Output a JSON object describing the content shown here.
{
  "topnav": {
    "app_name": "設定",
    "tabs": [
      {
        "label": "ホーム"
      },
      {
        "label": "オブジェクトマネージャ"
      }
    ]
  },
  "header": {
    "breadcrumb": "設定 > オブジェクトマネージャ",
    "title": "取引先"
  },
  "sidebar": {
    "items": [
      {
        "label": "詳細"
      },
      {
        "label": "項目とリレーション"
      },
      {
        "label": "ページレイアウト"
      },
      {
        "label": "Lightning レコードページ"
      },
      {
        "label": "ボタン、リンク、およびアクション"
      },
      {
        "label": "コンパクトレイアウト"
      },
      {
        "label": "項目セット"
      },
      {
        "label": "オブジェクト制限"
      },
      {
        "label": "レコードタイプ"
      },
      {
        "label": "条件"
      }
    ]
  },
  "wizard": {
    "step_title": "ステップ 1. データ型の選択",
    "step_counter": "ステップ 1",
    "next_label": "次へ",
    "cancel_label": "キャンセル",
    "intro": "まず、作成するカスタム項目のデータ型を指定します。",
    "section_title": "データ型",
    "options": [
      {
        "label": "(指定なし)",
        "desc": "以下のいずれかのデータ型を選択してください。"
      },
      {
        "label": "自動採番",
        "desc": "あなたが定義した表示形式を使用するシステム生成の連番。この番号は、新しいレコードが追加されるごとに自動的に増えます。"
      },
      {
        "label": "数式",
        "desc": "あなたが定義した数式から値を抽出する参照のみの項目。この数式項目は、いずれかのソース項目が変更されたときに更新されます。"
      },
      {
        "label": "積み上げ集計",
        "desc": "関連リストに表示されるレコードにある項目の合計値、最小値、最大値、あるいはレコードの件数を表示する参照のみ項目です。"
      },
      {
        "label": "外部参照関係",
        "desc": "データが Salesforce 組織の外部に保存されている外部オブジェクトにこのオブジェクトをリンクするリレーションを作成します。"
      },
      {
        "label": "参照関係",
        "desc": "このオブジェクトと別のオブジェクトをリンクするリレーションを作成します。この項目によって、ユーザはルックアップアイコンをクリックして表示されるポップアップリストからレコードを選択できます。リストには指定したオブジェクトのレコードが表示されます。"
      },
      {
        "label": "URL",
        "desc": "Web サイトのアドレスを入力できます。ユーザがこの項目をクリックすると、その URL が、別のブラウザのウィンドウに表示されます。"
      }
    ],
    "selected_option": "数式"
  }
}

——————

» **Exercise directions**
All of the material above needs to be copied exactly.

» **Task output**
Output a JSON object describing the content shown here.
{
  "topnav": {
    "app_name": "設定",
    "tabs": [
      {
        "label": "ホーム"
      },
      {
        "label": "オブジェクトマネージャ"
      }
    ]
  },
  "header": {
    "breadcrumb": "設定 > オブジェクトマネージャ",
    "title": "取引先"
  },
  "sidebar": {
    "items": [
      {
        "label": "詳細"
      },
      {
        "label": "項目とリレーション"
      },
      {
        "label": "ページレイアウト"
      },
      {
        "label": "Lightning レコードページ"
      },
      {
        "label": "ボタン、リンク、およびアクション"
      },
      {
        "label": "コンパクトレイアウト"
      },
      {
        "label": "項目セット"
      },
      {
        "label": "オブジェクト制限"
      },
      {
        "label": "レコードタイプ"
      },
      {
        "label": "条件"
      }
    ]
  },
  "wizard": {
    "step_title": "ステップ 1. データ型の選択",
    "step_counter": "ステップ 1",
    "next_label": "次へ",
    "cancel_label": "キャンセル",
    "intro": "まず、作成するカスタム項目のデータ型を指定します。",
    "section_title": "データ型",
    "options": [
      {
        "label": "(指定なし)",
        "desc": "以下のいずれかのデータ型を選択してください。"
      },
      {
        "label": "自動採番",
        "desc": "あなたが定義した表示形式を使用するシステム生成の連番。この番号は、新しいレコードが追加されるごとに自動的に増えます。"
      },
      {
        "label": "数式",
        "desc": "あなたが定義した数式から値を抽出する参照のみの項目。この数式項目は、いずれかのソース項目が変更されたときに更新されます。"
      },
      {
        "label": "積み上げ集計",
        "desc": "関連リストに表示されるレコードにある項目の合計値、最小値、最大値、あるいはレコードの件数を表示する参照のみ項目です。"
      },
      {
        "label": "外部参照関係",
        "desc": "データが Salesforce 組織の外部に保存されている外部オブジェクトにこのオブジェクトをリンクするリレーションを作成します。"
      },
      {
        "label": "参照関係",
        "desc": "このオブジェクトと別のオブジェクトをリンクするリレーションを作成します。この項目によって、ユーザはルックアップアイコンをクリックして表示されるポップアップリストからレコードを選択できます。リストには指定したオブジェクトのレコードが表示されます。"
      },
      {
        "label": "URL",
        "desc": "Web サイトのアドレスを入力できます。ユーザがこの項目をクリックすると、その URL が、別のブラウザのウィンドウに表示されます。"
      }
    ],
    "selected_option": "数式"
  }
}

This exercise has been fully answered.